Materials provided:
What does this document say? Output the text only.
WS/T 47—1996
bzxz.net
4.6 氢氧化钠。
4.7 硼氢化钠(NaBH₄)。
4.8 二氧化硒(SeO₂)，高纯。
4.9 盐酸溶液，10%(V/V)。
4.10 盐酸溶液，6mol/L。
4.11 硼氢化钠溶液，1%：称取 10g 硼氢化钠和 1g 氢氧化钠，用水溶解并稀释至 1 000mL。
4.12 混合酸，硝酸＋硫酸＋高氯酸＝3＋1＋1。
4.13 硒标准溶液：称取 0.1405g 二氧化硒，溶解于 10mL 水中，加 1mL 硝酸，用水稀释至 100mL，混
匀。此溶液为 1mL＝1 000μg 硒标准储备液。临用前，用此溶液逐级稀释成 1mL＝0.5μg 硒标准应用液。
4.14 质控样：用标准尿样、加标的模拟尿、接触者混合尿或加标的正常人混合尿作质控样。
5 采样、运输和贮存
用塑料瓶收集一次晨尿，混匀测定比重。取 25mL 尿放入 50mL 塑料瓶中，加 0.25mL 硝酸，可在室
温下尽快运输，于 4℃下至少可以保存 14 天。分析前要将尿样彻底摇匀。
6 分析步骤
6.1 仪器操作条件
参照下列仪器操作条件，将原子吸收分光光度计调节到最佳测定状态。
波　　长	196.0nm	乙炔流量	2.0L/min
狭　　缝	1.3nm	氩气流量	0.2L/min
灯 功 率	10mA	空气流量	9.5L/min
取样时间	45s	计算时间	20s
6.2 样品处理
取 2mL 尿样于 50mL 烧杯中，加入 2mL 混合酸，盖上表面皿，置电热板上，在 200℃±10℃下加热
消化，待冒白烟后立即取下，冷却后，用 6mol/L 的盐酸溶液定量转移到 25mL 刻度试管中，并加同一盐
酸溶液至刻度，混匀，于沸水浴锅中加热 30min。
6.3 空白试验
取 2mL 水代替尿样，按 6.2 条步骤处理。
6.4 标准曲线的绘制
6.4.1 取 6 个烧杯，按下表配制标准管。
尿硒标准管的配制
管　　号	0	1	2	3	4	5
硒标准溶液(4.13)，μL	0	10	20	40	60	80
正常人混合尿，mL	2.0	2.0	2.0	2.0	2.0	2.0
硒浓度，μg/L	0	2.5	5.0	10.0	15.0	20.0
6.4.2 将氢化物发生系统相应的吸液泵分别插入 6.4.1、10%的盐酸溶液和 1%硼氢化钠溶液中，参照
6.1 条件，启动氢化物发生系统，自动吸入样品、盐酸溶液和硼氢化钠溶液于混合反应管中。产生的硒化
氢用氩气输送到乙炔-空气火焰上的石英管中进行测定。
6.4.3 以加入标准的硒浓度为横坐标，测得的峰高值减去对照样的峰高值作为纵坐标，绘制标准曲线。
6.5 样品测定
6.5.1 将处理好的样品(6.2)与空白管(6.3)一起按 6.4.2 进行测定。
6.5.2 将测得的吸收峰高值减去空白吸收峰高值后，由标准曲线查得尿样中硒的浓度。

Description of the task: List all lines where "氢氧化钠" occurs.

Complete response:
4.6 氢氧化钠。
4.11 硼氢化钠溶液，1%：称取 10g 硼氢化钠和 1g 氢氧化钠，用水溶解并稀释至 1 000mL。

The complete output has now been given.